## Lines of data
— START —

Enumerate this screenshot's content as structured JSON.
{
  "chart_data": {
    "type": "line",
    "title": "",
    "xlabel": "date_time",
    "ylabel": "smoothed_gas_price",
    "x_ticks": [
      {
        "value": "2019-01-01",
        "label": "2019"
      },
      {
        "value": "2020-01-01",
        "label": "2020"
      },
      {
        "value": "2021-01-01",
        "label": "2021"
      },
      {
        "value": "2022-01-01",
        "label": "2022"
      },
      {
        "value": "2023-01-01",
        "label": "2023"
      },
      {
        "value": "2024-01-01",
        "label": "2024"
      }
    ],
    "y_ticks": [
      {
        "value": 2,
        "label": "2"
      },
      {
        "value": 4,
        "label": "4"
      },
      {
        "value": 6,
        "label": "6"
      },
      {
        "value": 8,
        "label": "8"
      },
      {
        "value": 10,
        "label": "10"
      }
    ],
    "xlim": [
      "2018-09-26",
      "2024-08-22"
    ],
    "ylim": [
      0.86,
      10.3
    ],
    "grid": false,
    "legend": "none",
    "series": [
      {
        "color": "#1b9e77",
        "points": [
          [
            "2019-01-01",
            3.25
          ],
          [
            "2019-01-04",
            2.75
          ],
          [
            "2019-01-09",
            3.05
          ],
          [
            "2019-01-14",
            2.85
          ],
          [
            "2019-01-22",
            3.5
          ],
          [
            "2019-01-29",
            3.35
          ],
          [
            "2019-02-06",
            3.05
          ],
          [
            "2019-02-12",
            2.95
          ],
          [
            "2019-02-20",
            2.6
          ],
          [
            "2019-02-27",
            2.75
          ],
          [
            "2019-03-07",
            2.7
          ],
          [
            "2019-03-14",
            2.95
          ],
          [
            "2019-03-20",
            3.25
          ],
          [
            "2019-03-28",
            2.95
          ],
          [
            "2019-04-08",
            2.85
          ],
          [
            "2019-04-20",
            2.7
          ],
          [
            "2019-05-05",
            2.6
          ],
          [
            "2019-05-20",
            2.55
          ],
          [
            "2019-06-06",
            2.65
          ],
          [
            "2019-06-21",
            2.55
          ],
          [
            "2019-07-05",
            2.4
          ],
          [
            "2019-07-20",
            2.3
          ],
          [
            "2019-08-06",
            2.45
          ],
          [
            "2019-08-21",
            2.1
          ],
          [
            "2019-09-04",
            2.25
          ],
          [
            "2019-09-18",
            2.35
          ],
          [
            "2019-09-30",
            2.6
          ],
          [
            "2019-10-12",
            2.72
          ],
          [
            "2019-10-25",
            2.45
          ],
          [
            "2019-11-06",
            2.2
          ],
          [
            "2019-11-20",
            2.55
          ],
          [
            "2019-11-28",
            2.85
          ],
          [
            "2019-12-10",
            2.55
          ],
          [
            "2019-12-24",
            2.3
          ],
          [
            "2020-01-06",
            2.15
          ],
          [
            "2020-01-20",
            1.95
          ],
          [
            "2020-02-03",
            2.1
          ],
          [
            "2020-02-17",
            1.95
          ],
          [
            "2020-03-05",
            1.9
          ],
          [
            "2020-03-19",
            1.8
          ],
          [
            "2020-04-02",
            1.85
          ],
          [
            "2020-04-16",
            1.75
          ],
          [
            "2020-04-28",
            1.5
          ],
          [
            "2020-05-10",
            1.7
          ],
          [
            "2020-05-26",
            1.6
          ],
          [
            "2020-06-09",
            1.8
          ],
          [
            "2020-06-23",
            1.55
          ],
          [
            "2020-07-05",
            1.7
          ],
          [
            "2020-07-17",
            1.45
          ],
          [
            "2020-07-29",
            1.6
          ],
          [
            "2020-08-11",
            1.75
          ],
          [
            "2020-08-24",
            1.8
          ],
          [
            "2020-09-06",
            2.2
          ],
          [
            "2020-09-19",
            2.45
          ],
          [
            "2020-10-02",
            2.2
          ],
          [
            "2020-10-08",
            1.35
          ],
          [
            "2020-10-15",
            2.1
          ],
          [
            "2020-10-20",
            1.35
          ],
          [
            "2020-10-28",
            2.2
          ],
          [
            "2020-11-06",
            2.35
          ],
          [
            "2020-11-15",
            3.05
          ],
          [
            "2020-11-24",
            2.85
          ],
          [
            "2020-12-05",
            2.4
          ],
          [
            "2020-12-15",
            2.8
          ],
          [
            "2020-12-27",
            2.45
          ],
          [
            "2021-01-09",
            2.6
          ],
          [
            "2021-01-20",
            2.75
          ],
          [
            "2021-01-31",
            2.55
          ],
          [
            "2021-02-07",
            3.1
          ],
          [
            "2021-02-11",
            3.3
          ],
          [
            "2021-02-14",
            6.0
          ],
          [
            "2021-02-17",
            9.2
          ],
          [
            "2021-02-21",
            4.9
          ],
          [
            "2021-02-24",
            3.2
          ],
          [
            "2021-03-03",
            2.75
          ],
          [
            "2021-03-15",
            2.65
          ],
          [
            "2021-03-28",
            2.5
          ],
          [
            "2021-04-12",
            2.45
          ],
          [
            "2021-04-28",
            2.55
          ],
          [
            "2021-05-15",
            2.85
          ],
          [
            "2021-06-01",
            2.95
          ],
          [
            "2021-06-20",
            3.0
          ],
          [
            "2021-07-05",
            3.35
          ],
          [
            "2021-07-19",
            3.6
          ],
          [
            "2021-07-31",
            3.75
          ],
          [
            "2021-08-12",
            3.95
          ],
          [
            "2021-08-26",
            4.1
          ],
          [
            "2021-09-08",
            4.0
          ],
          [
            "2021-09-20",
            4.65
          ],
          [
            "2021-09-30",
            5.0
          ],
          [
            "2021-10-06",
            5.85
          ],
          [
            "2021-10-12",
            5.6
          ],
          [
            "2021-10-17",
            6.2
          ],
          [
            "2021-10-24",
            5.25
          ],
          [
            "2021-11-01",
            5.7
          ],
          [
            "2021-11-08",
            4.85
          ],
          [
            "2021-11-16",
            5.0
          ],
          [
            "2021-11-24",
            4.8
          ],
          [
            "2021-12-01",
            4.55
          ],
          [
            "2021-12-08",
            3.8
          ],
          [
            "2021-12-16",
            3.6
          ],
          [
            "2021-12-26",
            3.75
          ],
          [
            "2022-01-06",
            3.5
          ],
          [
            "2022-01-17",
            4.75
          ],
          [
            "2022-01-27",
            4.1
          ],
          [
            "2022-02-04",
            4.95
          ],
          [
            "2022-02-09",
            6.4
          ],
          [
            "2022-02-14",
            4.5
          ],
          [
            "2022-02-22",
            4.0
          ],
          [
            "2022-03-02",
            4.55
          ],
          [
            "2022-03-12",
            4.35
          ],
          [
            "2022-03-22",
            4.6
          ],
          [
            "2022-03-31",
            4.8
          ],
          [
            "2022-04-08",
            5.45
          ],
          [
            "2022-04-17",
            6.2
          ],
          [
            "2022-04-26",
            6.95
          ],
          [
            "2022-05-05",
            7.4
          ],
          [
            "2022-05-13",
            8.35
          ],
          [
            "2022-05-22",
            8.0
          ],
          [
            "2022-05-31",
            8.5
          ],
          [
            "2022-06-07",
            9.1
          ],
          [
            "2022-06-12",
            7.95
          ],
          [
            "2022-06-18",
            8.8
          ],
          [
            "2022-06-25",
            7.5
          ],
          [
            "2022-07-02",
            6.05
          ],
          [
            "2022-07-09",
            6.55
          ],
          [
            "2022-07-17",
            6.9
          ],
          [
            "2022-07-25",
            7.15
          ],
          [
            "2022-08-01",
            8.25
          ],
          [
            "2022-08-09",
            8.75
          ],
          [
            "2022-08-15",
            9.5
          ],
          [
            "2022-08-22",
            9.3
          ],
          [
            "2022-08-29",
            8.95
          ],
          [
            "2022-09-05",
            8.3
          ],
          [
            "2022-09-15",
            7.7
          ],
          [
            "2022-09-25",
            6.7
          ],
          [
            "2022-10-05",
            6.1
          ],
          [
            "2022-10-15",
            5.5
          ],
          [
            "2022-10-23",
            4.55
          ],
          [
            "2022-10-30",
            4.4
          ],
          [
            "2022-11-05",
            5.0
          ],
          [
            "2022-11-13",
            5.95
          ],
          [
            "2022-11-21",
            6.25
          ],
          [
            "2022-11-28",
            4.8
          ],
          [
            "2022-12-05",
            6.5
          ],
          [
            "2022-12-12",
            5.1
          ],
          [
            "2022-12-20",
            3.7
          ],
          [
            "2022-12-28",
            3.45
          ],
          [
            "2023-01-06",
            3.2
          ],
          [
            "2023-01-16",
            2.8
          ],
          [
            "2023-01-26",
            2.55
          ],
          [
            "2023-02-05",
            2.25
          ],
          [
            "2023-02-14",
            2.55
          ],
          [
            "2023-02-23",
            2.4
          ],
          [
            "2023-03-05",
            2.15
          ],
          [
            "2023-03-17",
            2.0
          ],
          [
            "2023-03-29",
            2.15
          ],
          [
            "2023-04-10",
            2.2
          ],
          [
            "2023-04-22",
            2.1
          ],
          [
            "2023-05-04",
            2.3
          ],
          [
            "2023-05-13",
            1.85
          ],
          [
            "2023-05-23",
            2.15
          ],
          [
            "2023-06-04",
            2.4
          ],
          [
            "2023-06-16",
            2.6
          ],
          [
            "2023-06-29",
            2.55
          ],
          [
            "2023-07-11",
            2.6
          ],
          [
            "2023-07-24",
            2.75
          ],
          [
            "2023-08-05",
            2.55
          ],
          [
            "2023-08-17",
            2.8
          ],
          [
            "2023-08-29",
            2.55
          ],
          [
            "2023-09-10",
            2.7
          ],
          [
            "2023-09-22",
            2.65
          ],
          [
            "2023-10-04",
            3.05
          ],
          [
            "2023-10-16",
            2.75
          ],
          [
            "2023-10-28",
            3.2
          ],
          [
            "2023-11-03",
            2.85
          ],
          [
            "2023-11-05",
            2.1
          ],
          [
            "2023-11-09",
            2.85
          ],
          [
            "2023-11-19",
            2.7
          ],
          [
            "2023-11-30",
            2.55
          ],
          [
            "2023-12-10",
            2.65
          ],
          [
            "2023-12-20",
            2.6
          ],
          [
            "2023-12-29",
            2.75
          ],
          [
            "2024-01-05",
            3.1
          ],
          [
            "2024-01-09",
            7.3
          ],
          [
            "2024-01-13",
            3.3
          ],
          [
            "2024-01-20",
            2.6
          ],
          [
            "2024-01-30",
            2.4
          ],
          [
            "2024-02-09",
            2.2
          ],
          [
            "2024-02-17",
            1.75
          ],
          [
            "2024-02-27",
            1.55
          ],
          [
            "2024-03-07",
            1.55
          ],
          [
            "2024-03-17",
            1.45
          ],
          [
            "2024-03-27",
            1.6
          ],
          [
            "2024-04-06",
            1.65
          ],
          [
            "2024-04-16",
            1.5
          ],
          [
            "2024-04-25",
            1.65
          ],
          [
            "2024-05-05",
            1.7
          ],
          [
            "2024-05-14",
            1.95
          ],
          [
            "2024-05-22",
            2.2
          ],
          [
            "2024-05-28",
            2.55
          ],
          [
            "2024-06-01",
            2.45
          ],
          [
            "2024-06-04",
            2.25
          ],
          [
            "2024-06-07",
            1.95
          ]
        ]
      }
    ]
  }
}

— END —

Find every line in the records above that contains the word "value", and copy each one.

## The response
        "value": "2019-01-01",
        "value": "2020-01-01",
        "value": "2021-01-01",
        "value": "2022-01-01",
        "value": "2023-01-01",
        "value": "2024-01-01",
        "value": 2,
        "value": 4,
        "value": 6,
        "value": 8,
        "value": 10,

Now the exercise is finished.